---- Provided information

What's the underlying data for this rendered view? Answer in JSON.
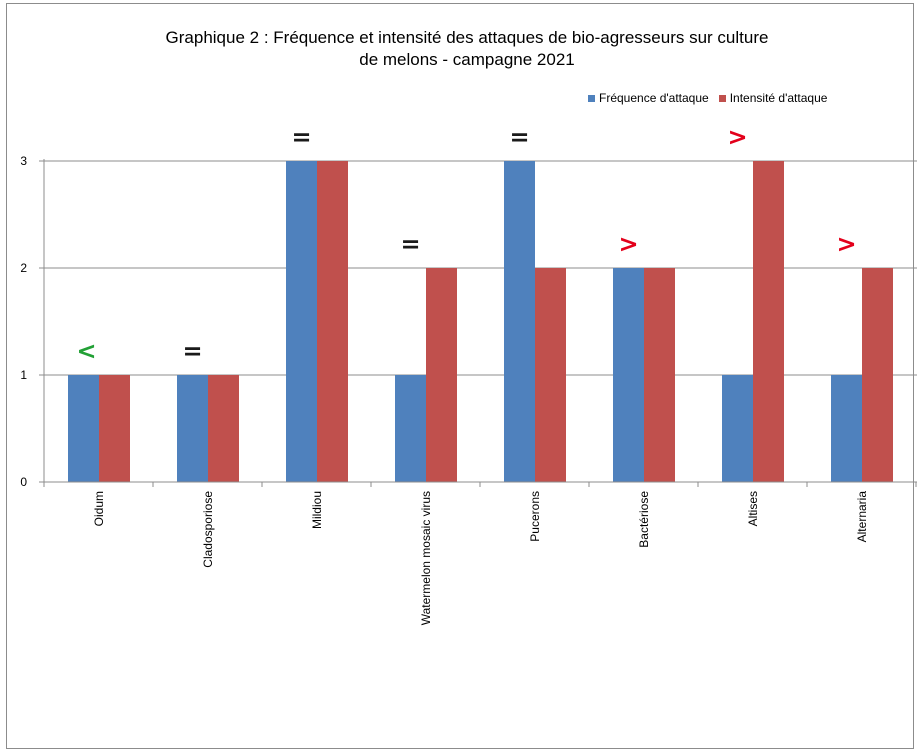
{
  "chart_data": {
    "type": "bar",
    "title_lines": [
      "Graphique 2 : Fréquence et intensité des attaques de bio-agresseurs sur culture",
      "de melons - campagne 2021"
    ],
    "categories": [
      "Oidum",
      "Cladosporiose",
      "Mildiou",
      "Watermelon mosaic virus",
      "Pucerons",
      "Bactériose",
      "Altises",
      "Alternaria"
    ],
    "series": [
      {
        "name": "Fréquence d'attaque",
        "color": "#4f81bd",
        "values": [
          1,
          1,
          3,
          1,
          3,
          2,
          1,
          1
        ]
      },
      {
        "name": "Intensité d'attaque",
        "color": "#c0504d",
        "values": [
          1,
          1,
          3,
          2,
          2,
          2,
          3,
          2
        ]
      }
    ],
    "annotations": [
      "<",
      "=",
      "=",
      "=",
      "=",
      ">",
      ">",
      ">"
    ],
    "annotation_colors": {
      "<": "#22a035",
      "=": "#1a1a1a",
      ">": "#e3001b"
    },
    "ylim": [
      0,
      3
    ],
    "yticks": [
      "0",
      "1",
      "2",
      "3"
    ],
    "grid": true,
    "legend_position": "top-right"
  }
}
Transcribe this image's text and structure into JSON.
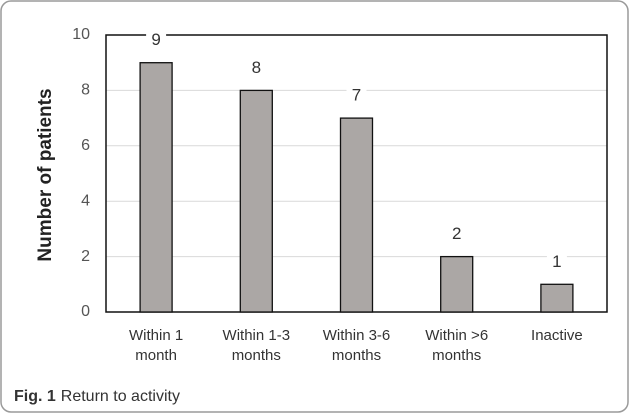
{
  "chart_data": {
    "type": "bar",
    "y_label": "Number of patients",
    "categories": [
      [
        "Within 1",
        "month"
      ],
      [
        "Within 1-3",
        "months"
      ],
      [
        "Within 3-6",
        "months"
      ],
      [
        "Within >6",
        "months"
      ],
      [
        "Inactive"
      ]
    ],
    "values": [
      9,
      8,
      7,
      2,
      1
    ],
    "color": "#aba7a5",
    "ylim": [
      0,
      10
    ],
    "yticks": [
      0,
      2,
      4,
      6,
      8,
      10
    ],
    "grid": true
  },
  "caption": {
    "label": "Fig. 1",
    "text": "Return to activity"
  }
}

--------

Task description>
Copy each entry exactly, with no pictures.

Response for this exercise>
What's the underlying data for this rendered view? Answer in JSON.
{
  "chart_data": {
    "type": "bar",
    "title_lines": [
      "Graphique 2 : Fréquence et intensité des attaques de bio-agresseurs sur culture",
      "de melons - campagne 2021"
    ],
    "categories": [
      "Oidum",
      "Cladosporiose",
      "Mildiou",
      "Watermelon mosaic virus",
      "Pucerons",
      "Bactériose",
      "Altises",
      "Alternaria"
    ],
    "series": [
      {
        "name": "Fréquence d'attaque",
        "color": "#4f81bd",
        "values": [
          1,
          1,
          3,
          1,
          3,
          2,
          1,
          1
        ]
      },
      {
        "name": "Intensité d'attaque",
        "color": "#c0504d",
        "values": [
          1,
          1,
          3,
          2,
          2,
          2,
          3,
          2
        ]
      }
    ],
    "annotations": [
      "<",
      "=",
      "=",
      "=",
      "=",
      ">",
      ">",
      ">"
    ],
    "annotation_colors": {
      "<": "#22a035",
      "=": "#1a1a1a",
      ">": "#e3001b"
    },
    "ylim": [
      0,
      3
    ],
    "yticks": [
      "0",
      "1",
      "2",
      "3"
    ],
    "grid": true,
    "legend_position": "top-right"
  }
}
Transcribe this image's text and structure into JSON.
{
  "chart_data": {
    "type": "bar",
    "y_label": "Number of patients",
    "categories": [
      [
        "Within 1",
        "month"
      ],
      [
        "Within 1-3",
        "months"
      ],
      [
        "Within 3-6",
        "months"
      ],
      [
        "Within >6",
        "months"
      ],
      [
        "Inactive"
      ]
    ],
    "values": [
      9,
      8,
      7,
      2,
      1
    ],
    "color": "#aba7a5",
    "ylim": [
      0,
      10
    ],
    "yticks": [
      0,
      2,
      4,
      6,
      8,
      10
    ],
    "grid": true
  },
  "caption": {
    "label": "Fig. 1",
    "text": "Return to activity"
  }
}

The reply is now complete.